GIVEN REQUEST → Check every line below for the word "Änderung" and copy each one that has it.

DATA SUPPLIED →
◆ ◆ ◆ ◆ ◆

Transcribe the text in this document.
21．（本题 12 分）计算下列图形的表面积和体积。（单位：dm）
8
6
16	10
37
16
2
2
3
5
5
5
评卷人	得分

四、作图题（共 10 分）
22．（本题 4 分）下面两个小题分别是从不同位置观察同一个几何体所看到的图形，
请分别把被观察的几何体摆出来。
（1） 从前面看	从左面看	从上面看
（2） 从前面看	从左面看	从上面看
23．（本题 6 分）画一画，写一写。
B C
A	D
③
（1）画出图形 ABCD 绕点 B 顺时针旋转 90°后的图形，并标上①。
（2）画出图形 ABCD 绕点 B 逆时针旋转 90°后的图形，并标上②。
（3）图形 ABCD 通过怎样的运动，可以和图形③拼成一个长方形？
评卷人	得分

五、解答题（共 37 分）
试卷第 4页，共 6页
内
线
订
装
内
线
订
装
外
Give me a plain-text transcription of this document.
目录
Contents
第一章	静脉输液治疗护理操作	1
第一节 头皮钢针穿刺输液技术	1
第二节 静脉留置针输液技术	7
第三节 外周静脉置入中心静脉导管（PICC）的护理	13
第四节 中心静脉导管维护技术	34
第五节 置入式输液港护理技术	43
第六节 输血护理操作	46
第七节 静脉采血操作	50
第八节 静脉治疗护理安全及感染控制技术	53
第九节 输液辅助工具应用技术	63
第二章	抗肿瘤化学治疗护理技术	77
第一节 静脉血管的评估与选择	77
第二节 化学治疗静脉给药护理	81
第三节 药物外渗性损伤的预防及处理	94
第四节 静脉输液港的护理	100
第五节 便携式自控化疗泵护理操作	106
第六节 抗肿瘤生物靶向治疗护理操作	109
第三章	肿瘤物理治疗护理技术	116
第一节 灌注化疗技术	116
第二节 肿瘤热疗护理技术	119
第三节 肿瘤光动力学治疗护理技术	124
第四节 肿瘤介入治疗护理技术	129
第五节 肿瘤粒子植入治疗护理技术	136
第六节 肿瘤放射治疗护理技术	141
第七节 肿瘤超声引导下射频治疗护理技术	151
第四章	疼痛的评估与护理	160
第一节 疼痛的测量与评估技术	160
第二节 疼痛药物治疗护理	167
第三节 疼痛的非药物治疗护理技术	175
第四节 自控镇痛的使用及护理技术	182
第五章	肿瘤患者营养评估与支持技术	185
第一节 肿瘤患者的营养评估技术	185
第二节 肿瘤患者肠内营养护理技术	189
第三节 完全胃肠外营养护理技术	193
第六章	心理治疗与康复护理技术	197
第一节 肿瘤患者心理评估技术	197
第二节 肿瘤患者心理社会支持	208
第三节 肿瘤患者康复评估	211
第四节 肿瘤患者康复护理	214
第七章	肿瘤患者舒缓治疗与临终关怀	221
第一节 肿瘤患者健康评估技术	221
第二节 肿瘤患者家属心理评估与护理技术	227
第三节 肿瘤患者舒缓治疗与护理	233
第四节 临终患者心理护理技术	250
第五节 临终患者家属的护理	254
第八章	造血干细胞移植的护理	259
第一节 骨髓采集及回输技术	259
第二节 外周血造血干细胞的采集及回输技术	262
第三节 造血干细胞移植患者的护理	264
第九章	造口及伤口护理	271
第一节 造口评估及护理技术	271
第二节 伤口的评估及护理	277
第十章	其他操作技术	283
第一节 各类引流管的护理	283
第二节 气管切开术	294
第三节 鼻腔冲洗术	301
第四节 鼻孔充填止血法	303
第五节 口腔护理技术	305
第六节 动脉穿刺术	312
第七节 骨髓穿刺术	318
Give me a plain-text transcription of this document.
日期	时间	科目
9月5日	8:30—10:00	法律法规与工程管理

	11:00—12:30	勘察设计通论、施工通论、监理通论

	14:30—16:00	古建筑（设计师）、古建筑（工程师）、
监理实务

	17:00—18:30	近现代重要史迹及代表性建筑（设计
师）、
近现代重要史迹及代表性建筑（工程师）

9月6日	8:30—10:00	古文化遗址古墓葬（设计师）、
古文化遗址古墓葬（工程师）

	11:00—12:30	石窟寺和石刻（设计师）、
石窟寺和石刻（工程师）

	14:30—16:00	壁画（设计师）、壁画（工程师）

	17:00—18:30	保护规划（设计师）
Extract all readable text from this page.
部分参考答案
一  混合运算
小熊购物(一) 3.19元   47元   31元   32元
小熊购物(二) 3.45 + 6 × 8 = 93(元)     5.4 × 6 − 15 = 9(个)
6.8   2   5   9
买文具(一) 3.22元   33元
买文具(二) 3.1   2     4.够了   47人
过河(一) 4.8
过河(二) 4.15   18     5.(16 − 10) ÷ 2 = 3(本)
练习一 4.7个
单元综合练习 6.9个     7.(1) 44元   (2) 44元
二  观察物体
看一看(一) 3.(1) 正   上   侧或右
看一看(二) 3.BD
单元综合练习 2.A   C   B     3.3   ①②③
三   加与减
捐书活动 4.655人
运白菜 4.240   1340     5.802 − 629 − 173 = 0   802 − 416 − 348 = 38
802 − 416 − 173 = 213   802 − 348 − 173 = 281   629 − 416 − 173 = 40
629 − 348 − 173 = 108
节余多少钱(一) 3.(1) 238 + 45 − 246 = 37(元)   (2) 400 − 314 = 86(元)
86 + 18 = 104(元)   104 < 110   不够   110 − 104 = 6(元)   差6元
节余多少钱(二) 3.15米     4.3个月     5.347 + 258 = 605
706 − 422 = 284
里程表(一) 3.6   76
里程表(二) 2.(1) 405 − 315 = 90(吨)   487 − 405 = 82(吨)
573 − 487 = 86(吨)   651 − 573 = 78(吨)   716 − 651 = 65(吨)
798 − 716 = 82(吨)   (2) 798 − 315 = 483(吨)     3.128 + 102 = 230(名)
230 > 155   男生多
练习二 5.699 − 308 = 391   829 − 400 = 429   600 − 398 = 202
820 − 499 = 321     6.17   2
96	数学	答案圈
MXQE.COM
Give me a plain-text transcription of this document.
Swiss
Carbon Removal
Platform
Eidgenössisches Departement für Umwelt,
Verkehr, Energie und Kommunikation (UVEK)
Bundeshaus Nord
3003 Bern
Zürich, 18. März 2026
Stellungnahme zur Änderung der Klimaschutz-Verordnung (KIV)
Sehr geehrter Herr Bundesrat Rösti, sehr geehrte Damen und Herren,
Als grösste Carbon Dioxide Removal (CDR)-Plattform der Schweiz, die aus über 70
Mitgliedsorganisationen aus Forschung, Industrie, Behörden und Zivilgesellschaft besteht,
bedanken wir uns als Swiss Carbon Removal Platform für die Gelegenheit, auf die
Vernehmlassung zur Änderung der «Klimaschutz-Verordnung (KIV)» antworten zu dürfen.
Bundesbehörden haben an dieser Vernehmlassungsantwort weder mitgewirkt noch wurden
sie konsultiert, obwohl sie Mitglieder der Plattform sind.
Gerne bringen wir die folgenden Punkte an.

◆ ◆ ◆ ◆ ◆

FINAL ANSWER →
Stellungnahme zur Änderung der Klimaschutz-Verordnung (KIV)
Vernehmlassung zur Änderung der «Klimaschutz-Verordnung (KIV)» antworten zu dürfen.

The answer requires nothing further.